--- Begin Data rows ---
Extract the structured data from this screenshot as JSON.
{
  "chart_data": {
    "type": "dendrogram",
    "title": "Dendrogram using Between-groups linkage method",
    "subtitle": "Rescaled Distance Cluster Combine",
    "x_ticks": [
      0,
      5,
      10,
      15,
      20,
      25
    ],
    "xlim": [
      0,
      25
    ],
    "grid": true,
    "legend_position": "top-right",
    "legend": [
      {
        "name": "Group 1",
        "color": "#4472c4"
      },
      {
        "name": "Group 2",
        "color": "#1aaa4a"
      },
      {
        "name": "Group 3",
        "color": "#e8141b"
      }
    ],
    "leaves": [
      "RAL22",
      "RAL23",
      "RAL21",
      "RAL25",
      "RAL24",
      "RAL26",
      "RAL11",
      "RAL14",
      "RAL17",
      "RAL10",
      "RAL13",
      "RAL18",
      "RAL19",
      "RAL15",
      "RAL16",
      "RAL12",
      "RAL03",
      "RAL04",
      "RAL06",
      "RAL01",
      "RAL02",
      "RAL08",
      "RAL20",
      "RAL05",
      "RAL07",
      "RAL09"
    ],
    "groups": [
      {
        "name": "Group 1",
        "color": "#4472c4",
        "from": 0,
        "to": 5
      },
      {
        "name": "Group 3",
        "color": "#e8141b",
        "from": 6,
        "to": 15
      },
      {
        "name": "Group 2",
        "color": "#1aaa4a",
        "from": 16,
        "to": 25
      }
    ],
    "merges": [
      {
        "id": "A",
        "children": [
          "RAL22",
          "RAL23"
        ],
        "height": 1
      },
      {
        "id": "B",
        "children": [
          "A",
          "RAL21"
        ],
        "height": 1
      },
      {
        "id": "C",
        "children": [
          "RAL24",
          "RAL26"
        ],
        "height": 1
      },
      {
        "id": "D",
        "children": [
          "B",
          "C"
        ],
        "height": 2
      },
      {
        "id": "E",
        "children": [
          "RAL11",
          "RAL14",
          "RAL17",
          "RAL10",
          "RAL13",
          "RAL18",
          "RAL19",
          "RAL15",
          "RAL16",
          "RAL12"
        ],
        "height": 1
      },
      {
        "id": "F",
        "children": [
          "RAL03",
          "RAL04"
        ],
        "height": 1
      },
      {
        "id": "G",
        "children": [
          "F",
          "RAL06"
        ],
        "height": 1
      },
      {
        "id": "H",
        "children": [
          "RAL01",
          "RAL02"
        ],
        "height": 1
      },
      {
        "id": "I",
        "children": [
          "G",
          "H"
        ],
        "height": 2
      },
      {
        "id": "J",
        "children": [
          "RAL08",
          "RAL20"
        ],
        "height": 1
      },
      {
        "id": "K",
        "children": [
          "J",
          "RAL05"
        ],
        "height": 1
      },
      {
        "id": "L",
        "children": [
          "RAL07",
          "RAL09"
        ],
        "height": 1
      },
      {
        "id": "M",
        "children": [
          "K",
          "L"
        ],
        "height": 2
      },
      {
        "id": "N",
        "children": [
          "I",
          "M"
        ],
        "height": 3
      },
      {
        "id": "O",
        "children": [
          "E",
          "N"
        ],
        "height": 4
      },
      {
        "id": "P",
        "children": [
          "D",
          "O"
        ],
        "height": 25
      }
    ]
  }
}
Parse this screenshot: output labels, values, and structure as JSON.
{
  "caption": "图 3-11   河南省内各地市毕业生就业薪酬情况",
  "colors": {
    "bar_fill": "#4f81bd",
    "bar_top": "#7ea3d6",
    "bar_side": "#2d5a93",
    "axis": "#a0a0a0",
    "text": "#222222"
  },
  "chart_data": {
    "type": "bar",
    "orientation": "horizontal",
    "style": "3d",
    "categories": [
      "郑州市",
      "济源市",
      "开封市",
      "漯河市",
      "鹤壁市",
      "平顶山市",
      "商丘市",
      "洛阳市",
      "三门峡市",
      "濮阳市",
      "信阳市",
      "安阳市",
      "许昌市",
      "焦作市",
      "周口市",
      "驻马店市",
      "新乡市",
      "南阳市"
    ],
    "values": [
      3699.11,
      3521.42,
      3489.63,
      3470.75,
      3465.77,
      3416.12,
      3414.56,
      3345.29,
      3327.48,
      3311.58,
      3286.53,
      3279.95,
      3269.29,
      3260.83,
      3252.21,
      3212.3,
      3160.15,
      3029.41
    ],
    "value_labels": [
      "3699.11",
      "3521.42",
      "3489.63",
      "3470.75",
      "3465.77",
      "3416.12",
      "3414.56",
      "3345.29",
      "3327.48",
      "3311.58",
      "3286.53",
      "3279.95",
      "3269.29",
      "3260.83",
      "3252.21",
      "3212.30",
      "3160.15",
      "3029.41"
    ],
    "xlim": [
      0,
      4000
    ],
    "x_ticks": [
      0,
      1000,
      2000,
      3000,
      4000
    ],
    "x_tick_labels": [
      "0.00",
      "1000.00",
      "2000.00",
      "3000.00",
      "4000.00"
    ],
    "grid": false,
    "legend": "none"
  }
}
--- End Data rows ---
_Exercise prompt_
Repeat every line of the records above exactly.

_Solution to the problem_
Extract the structured data from this screenshot as JSON.
{
  "chart_data": {
    "type": "dendrogram",
    "title": "Dendrogram using Between-groups linkage method",
    "subtitle": "Rescaled Distance Cluster Combine",
    "x_ticks": [
      0,
      5,
      10,
      15,
      20,
      25
    ],
    "xlim": [
      0,
      25
    ],
    "grid": true,
    "legend_position": "top-right",
    "legend": [
      {
        "name": "Group 1",
        "color": "#4472c4"
      },
      {
        "name": "Group 2",
        "color": "#1aaa4a"
      },
      {
        "name": "Group 3",
        "color": "#e8141b"
      }
    ],
    "leaves": [
      "RAL22",
      "RAL23",
      "RAL21",
      "RAL25",
      "RAL24",
      "RAL26",
      "RAL11",
      "RAL14",
      "RAL17",
      "RAL10",
      "RAL13",
      "RAL18",
      "RAL19",
      "RAL15",
      "RAL16",
      "RAL12",
      "RAL03",
      "RAL04",
      "RAL06",
      "RAL01",
      "RAL02",
      "RAL08",
      "RAL20",
      "RAL05",
      "RAL07",
      "RAL09"
    ],
    "groups": [
      {
        "name": "Group 1",
        "color": "#4472c4",
        "from": 0,
        "to": 5
      },
      {
        "name": "Group 3",
        "color": "#e8141b",
        "from": 6,
        "to": 15
      },
      {
        "name": "Group 2",
        "color": "#1aaa4a",
        "from": 16,
        "to": 25
      }
    ],
    "merges": [
      {
        "id": "A",
        "children": [
          "RAL22",
          "RAL23"
        ],
        "height": 1
      },
      {
        "id": "B",
        "children": [
          "A",
          "RAL21"
        ],
        "height": 1
      },
      {
        "id": "C",
        "children": [
          "RAL24",
          "RAL26"
        ],
        "height": 1
      },
      {
        "id": "D",
        "children": [
          "B",
          "C"
        ],
        "height": 2
      },
      {
        "id": "E",
        "children": [
          "RAL11",
          "RAL14",
          "RAL17",
          "RAL10",
          "RAL13",
          "RAL18",
          "RAL19",
          "RAL15",
          "RAL16",
          "RAL12"
        ],
        "height": 1
      },
      {
        "id": "F",
        "children": [
          "RAL03",
          "RAL04"
        ],
        "height": 1
      },
      {
        "id": "G",
        "children": [
          "F",
          "RAL06"
        ],
        "height": 1
      },
      {
        "id": "H",
        "children": [
          "RAL01",
          "RAL02"
        ],
        "height": 1
      },
      {
        "id": "I",
        "children": [
          "G",
          "H"
        ],
        "height": 2
      },
      {
        "id": "J",
        "children": [
          "RAL08",
          "RAL20"
        ],
        "height": 1
      },
      {
        "id": "K",
        "children": [
          "J",
          "RAL05"
        ],
        "height": 1
      },
      {
        "id": "L",
        "children": [
          "RAL07",
          "RAL09"
        ],
        "height": 1
      },
      {
        "id": "M",
        "children": [
          "K",
          "L"
        ],
        "height": 2
      },
      {
        "id": "N",
        "children": [
          "I",
          "M"
        ],
        "height": 3
      },
      {
        "id": "O",
        "children": [
          "E",
          "N"
        ],
        "height": 4
      },
      {
        "id": "P",
        "children": [
          "D",
          "O"
        ],
        "height": 25
      }
    ]
  }
}
Parse this screenshot: output labels, values, and structure as JSON.
{
  "caption": "图 3-11   河南省内各地市毕业生就业薪酬情况",
  "colors": {
    "bar_fill": "#4f81bd",
    "bar_top": "#7ea3d6",
    "bar_side": "#2d5a93",
    "axis": "#a0a0a0",
    "text": "#222222"
  },
  "chart_data": {
    "type": "bar",
    "orientation": "horizontal",
    "style": "3d",
    "categories": [
      "郑州市",
      "济源市",
      "开封市",
      "漯河市",
      "鹤壁市",
      "平顶山市",
      "商丘市",
      "洛阳市",
      "三门峡市",
      "濮阳市",
      "信阳市",
      "安阳市",
      "许昌市",
      "焦作市",
      "周口市",
      "驻马店市",
      "新乡市",
      "南阳市"
    ],
    "values": [
      3699.11,
      3521.42,
      3489.63,
      3470.75,
      3465.77,
      3416.12,
      3414.56,
      3345.29,
      3327.48,
      3311.58,
      3286.53,
      3279.95,
      3269.29,
      3260.83,
      3252.21,
      3212.3,
      3160.15,
      3029.41
    ],
    "value_labels": [
      "3699.11",
      "3521.42",
      "3489.63",
      "3470.75",
      "3465.77",
      "3416.12",
      "3414.56",
      "3345.29",
      "3327.48",
      "3311.58",
      "3286.53",
      "3279.95",
      "3269.29",
      "3260.83",
      "3252.21",
      "3212.30",
      "3160.15",
      "3029.41"
    ],
    "xlim": [
      0,
      4000
    ],
    "x_ticks": [
      0,
      1000,
      2000,
      3000,
      4000
    ],
    "x_tick_labels": [
      "0.00",
      "1000.00",
      "2000.00",
      "3000.00",
      "4000.00"
    ],
    "grid": false,
    "legend": "none"
  }
}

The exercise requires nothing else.